**DIRECTIONS:** Restate the records below word for word.

Data records:

↓

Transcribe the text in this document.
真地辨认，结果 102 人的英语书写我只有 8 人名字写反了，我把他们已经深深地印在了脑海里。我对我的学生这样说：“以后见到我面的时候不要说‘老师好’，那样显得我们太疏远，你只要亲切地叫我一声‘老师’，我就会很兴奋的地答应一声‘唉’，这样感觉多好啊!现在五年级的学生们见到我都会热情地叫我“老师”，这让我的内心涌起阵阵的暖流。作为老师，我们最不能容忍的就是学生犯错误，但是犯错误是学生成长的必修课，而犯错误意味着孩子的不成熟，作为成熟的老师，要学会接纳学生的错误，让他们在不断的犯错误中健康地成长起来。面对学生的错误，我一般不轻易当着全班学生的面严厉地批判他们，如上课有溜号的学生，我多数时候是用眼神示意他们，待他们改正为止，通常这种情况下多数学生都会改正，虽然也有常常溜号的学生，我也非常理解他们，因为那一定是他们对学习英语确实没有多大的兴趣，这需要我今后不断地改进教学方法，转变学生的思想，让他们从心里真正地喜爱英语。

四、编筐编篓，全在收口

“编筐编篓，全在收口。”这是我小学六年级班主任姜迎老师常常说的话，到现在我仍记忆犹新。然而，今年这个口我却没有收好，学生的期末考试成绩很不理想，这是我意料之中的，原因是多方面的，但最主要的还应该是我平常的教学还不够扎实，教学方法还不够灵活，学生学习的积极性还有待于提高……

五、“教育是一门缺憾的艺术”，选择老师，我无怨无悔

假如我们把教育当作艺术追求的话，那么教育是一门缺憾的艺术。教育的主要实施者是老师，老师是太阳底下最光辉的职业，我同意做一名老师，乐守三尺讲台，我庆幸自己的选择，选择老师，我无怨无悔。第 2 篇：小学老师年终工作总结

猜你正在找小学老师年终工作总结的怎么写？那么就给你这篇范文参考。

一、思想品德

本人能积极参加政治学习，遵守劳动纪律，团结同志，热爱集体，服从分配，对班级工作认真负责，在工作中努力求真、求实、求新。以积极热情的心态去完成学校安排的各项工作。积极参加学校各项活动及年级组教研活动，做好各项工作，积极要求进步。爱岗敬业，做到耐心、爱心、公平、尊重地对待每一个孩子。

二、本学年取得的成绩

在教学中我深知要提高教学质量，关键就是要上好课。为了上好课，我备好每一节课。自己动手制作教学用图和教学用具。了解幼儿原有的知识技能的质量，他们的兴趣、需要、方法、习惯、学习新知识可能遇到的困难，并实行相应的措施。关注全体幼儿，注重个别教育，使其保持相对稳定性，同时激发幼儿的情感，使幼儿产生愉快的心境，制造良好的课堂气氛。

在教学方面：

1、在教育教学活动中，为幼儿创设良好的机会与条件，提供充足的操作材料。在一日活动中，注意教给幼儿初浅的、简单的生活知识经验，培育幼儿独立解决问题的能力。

↑

**FINAL ANSWER:**
Transcribe the text in this document.
真地辨认，结果 102 人的英语书写我只有 8 人名字写反了，我把他们已经深深地印在了脑海里。我对我的学生这样说：“以后见到我面的时候不要说‘老师好’，那样显得我们太疏远，你只要亲切地叫我一声‘老师’，我就会很兴奋的地答应一声‘唉’，这样感觉多好啊!现在五年级的学生们见到我都会热情地叫我“老师”，这让我的内心涌起阵阵的暖流。作为老师，我们最不能容忍的就是学生犯错误，但是犯错误是学生成长的必修课，而犯错误意味着孩子的不成熟，作为成熟的老师，要学会接纳学生的错误，让他们在不断的犯错误中健康地成长起来。面对学生的错误，我一般不轻易当着全班学生的面严厉地批判他们，如上课有溜号的学生，我多数时候是用眼神示意他们，待他们改正为止，通常这种情况下多数学生都会改正，虽然也有常常溜号的学生，我也非常理解他们，因为那一定是他们对学习英语确实没有多大的兴趣，这需要我今后不断地改进教学方法，转变学生的思想，让他们从心里真正地喜爱英语。

四、编筐编篓，全在收口

“编筐编篓，全在收口。”这是我小学六年级班主任姜迎老师常常说的话，到现在我仍记忆犹新。然而，今年这个口我却没有收好，学生的期末考试成绩很不理想，这是我意料之中的，原因是多方面的，但最主要的还应该是我平常的教学还不够扎实，教学方法还不够灵活，学生学习的积极性还有待于提高……

五、“教育是一门缺憾的艺术”，选择老师，我无怨无悔

假如我们把教育当作艺术追求的话，那么教育是一门缺憾的艺术。教育的主要实施者是老师，老师是太阳底下最光辉的职业，我同意做一名老师，乐守三尺讲台，我庆幸自己的选择，选择老师，我无怨无悔。第 2 篇：小学老师年终工作总结

猜你正在找小学老师年终工作总结的怎么写？那么就给你这篇范文参考。

一、思想品德

本人能积极参加政治学习，遵守劳动纪律，团结同志，热爱集体，服从分配，对班级工作认真负责，在工作中努力求真、求实、求新。以积极热情的心态去完成学校安排的各项工作。积极参加学校各项活动及年级组教研活动，做好各项工作，积极要求进步。爱岗敬业，做到耐心、爱心、公平、尊重地对待每一个孩子。

二、本学年取得的成绩

在教学中我深知要提高教学质量，关键就是要上好课。为了上好课，我备好每一节课。自己动手制作教学用图和教学用具。了解幼儿原有的知识技能的质量，他们的兴趣、需要、方法、习惯、学习新知识可能遇到的困难，并实行相应的措施。关注全体幼儿，注重个别教育，使其保持相对稳定性，同时激发幼儿的情感，使幼儿产生愉快的心境，制造良好的课堂气氛。

在教学方面：

1、在教育教学活动中，为幼儿创设良好的机会与条件，提供充足的操作材料。在一日活动中，注意教给幼儿初浅的、简单的生活知识经验，培育幼儿独立解决问题的能力。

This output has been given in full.